- [Data for processing]
—————

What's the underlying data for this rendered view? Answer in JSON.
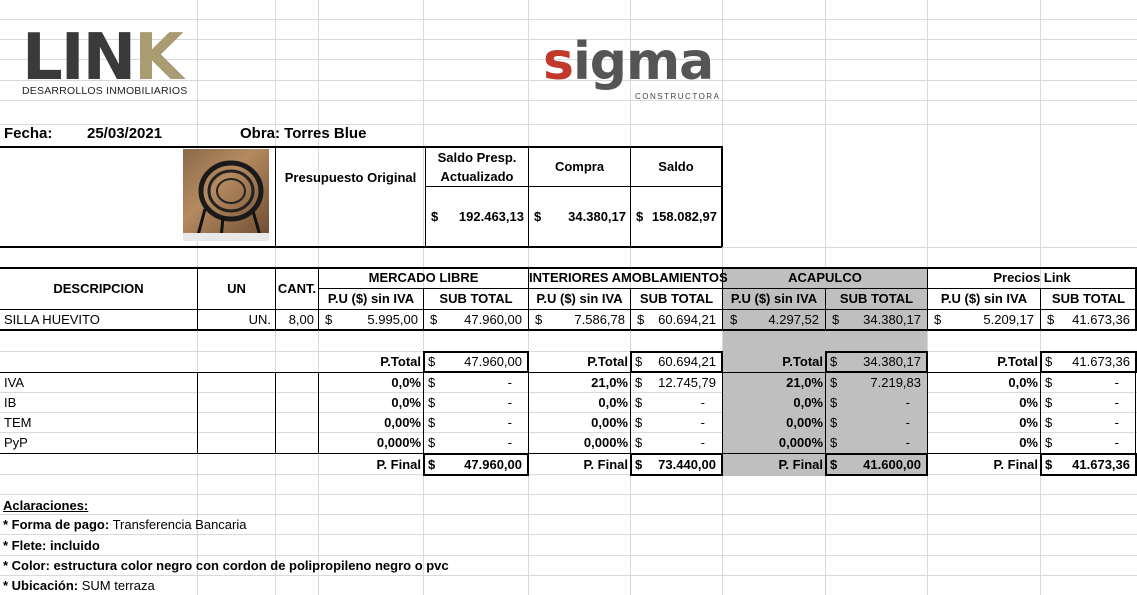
{
  "logos": {
    "link_name": "LINK",
    "link_tagline": "DESARROLLOS INMOBILIARIOS",
    "sigma_name": "sigma",
    "sigma_tagline": "CONSTRUCTORA"
  },
  "header": {
    "fecha_label": "Fecha:",
    "fecha_value": "25/03/2021",
    "obra": "Obra: Torres Blue"
  },
  "budget": {
    "presupuesto_label": "Presupuesto Original",
    "saldo_presp_label_1": "Saldo Presp.",
    "saldo_presp_label_2": "Actualizado",
    "compra_label": "Compra",
    "saldo_label": "Saldo",
    "saldo_presp_value": "192.463,13",
    "compra_value": "34.380,17",
    "saldo_value": "158.082,97",
    "currency": "$"
  },
  "table": {
    "col_descripcion": "DESCRIPCION",
    "col_un": "UN",
    "col_cant": "CANT.",
    "vendors": [
      "MERCADO LIBRE",
      "INTERIORES AMOBLAMIENTOS",
      "ACAPULCO",
      "Precios Link"
    ],
    "pu_label": "P.U ($) sin IVA",
    "sub_label": "SUB TOTAL",
    "item": {
      "descripcion": "SILLA HUEVITO",
      "un": "UN.",
      "cant": "8,00",
      "prices": [
        {
          "pu": "5.995,00",
          "sub": "47.960,00"
        },
        {
          "pu": "7.586,78",
          "sub": "60.694,21"
        },
        {
          "pu": "4.297,52",
          "sub": "34.380,17"
        },
        {
          "pu": "5.209,17",
          "sub": "41.673,36"
        }
      ]
    }
  },
  "totals": {
    "ptotal_label": "P.Total",
    "pfinal_label": "P. Final",
    "row_labels": [
      "IVA",
      "IB",
      "TEM",
      "PyP"
    ],
    "vendors": [
      {
        "ptotal": "47.960,00",
        "rates": [
          "0,0%",
          "0,0%",
          "0,00%",
          "0,000%"
        ],
        "amounts": [
          "-",
          "-",
          "-",
          "-"
        ],
        "pfinal": "47.960,00"
      },
      {
        "ptotal": "60.694,21",
        "rates": [
          "21,0%",
          "0,0%",
          "0,00%",
          "0,000%"
        ],
        "amounts": [
          "12.745,79",
          "-",
          "-",
          "-"
        ],
        "pfinal": "73.440,00"
      },
      {
        "ptotal": "34.380,17",
        "rates": [
          "21,0%",
          "0,0%",
          "0,00%",
          "0,000%"
        ],
        "amounts": [
          "7.219,83",
          "-",
          "-",
          "-"
        ],
        "pfinal": "41.600,00"
      },
      {
        "ptotal": "41.673,36",
        "rates": [
          "0,0%",
          "0%",
          "0%",
          "0%"
        ],
        "amounts": [
          "-",
          "-",
          "-",
          "-"
        ],
        "pfinal": "41.673,36"
      }
    ]
  },
  "notes": {
    "title": "Aclaraciones:",
    "forma_label": "* Forma de pago:",
    "forma_value": " Transferencia Bancaria",
    "flete": "* Flete: incluido",
    "color": "* Color: estructura color negro con cordon de polipropileno negro o pvc",
    "ubic_label": "* Ubicación:",
    "ubic_value": " SUM terraza"
  },
  "colors": {
    "highlight": "#bfbfbf",
    "gridline": "#d9d9d9"
  }
}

—————

- [Challenge] Quote every entry exactly, with the pictures omitted.

- [Right answer]
What's the underlying data for this rendered view? Answer in JSON.
{
  "logos": {
    "link_name": "LINK",
    "link_tagline": "DESARROLLOS INMOBILIARIOS",
    "sigma_name": "sigma",
    "sigma_tagline": "CONSTRUCTORA"
  },
  "header": {
    "fecha_label": "Fecha:",
    "fecha_value": "25/03/2021",
    "obra": "Obra: Torres Blue"
  },
  "budget": {
    "presupuesto_label": "Presupuesto Original",
    "saldo_presp_label_1": "Saldo Presp.",
    "saldo_presp_label_2": "Actualizado",
    "compra_label": "Compra",
    "saldo_label": "Saldo",
    "saldo_presp_value": "192.463,13",
    "compra_value": "34.380,17",
    "saldo_value": "158.082,97",
    "currency": "$"
  },
  "table": {
    "col_descripcion": "DESCRIPCION",
    "col_un": "UN",
    "col_cant": "CANT.",
    "vendors": [
      "MERCADO LIBRE",
      "INTERIORES AMOBLAMIENTOS",
      "ACAPULCO",
      "Precios Link"
    ],
    "pu_label": "P.U ($) sin IVA",
    "sub_label": "SUB TOTAL",
    "item": {
      "descripcion": "SILLA HUEVITO",
      "un": "UN.",
      "cant": "8,00",
      "prices": [
        {
          "pu": "5.995,00",
          "sub": "47.960,00"
        },
        {
          "pu": "7.586,78",
          "sub": "60.694,21"
        },
        {
          "pu": "4.297,52",
          "sub": "34.380,17"
        },
        {
          "pu": "5.209,17",
          "sub": "41.673,36"
        }
      ]
    }
  },
  "totals": {
    "ptotal_label": "P.Total",
    "pfinal_label": "P. Final",
    "row_labels": [
      "IVA",
      "IB",
      "TEM",
      "PyP"
    ],
    "vendors": [
      {
        "ptotal": "47.960,00",
        "rates": [
          "0,0%",
          "0,0%",
          "0,00%",
          "0,000%"
        ],
        "amounts": [
          "-",
          "-",
          "-",
          "-"
        ],
        "pfinal": "47.960,00"
      },
      {
        "ptotal": "60.694,21",
        "rates": [
          "21,0%",
          "0,0%",
          "0,00%",
          "0,000%"
        ],
        "amounts": [
          "12.745,79",
          "-",
          "-",
          "-"
        ],
        "pfinal": "73.440,00"
      },
      {
        "ptotal": "34.380,17",
        "rates": [
          "21,0%",
          "0,0%",
          "0,00%",
          "0,000%"
        ],
        "amounts": [
          "7.219,83",
          "-",
          "-",
          "-"
        ],
        "pfinal": "41.600,00"
      },
      {
        "ptotal": "41.673,36",
        "rates": [
          "0,0%",
          "0%",
          "0%",
          "0%"
        ],
        "amounts": [
          "-",
          "-",
          "-",
          "-"
        ],
        "pfinal": "41.673,36"
      }
    ]
  },
  "notes": {
    "title": "Aclaraciones:",
    "forma_label": "* Forma de pago:",
    "forma_value": " Transferencia Bancaria",
    "flete": "* Flete: incluido",
    "color": "* Color: estructura color negro con cordon de polipropileno negro o pvc",
    "ubic_label": "* Ubicación:",
    "ubic_value": " SUM terraza"
  },
  "colors": {
    "highlight": "#bfbfbf",
    "gridline": "#d9d9d9"
  }
}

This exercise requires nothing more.